── Material provided ──

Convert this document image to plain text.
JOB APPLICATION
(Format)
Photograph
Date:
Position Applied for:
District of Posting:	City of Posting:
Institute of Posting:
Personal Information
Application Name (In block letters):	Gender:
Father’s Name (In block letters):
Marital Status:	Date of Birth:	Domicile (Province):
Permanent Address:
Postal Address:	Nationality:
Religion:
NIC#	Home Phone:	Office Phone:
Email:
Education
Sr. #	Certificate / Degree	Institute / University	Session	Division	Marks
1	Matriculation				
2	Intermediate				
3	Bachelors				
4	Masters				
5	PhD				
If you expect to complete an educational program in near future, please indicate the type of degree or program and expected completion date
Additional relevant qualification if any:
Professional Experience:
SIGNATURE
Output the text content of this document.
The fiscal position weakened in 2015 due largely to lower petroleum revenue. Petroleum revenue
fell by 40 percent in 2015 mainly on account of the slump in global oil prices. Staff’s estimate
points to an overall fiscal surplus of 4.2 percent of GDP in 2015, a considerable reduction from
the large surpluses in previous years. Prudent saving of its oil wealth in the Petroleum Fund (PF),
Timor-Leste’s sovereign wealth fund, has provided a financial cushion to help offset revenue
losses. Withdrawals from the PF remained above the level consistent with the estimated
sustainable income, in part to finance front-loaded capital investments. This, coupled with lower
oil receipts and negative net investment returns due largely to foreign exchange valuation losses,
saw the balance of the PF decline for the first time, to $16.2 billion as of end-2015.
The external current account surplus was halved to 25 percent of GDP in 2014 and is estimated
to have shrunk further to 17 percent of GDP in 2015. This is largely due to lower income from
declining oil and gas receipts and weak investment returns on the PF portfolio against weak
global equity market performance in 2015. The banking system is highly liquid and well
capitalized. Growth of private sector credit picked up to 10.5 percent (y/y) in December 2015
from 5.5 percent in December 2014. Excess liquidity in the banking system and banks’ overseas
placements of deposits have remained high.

───

§ **Exercise aim**
From the listing above, extract every line exactly as it stands.

§ **Correct response**
Convert this document image to plain text.
JOB APPLICATION
(Format)
Photograph
Date:
Position Applied for:
District of Posting:	City of Posting:
Institute of Posting:
Personal Information
Application Name (In block letters):	Gender:
Father’s Name (In block letters):
Marital Status:	Date of Birth:	Domicile (Province):
Permanent Address:
Postal Address:	Nationality:
Religion:
NIC#	Home Phone:	Office Phone:
Email:
Education
Sr. #	Certificate / Degree	Institute / University	Session	Division	Marks
1	Matriculation				
2	Intermediate				
3	Bachelors				
4	Masters				
5	PhD				
If you expect to complete an educational program in near future, please indicate the type of degree or program and expected completion date
Additional relevant qualification if any:
Professional Experience:
SIGNATURE
Output the text content of this document.
The fiscal position weakened in 2015 due largely to lower petroleum revenue. Petroleum revenue
fell by 40 percent in 2015 mainly on account of the slump in global oil prices. Staff’s estimate
points to an overall fiscal surplus of 4.2 percent of GDP in 2015, a considerable reduction from
the large surpluses in previous years. Prudent saving of its oil wealth in the Petroleum Fund (PF),
Timor-Leste’s sovereign wealth fund, has provided a financial cushion to help offset revenue
losses. Withdrawals from the PF remained above the level consistent with the estimated
sustainable income, in part to finance front-loaded capital investments. This, coupled with lower
oil receipts and negative net investment returns due largely to foreign exchange valuation losses,
saw the balance of the PF decline for the first time, to $16.2 billion as of end-2015.
The external current account surplus was halved to 25 percent of GDP in 2014 and is estimated
to have shrunk further to 17 percent of GDP in 2015. This is largely due to lower income from
declining oil and gas receipts and weak investment returns on the PF portfolio against weak
global equity market performance in 2015. The banking system is highly liquid and well
capitalized. Growth of private sector credit picked up to 10.5 percent (y/y) in December 2015
from 5.5 percent in December 2014. Excess liquidity in the banking system and banks’ overseas
placements of deposits have remained high.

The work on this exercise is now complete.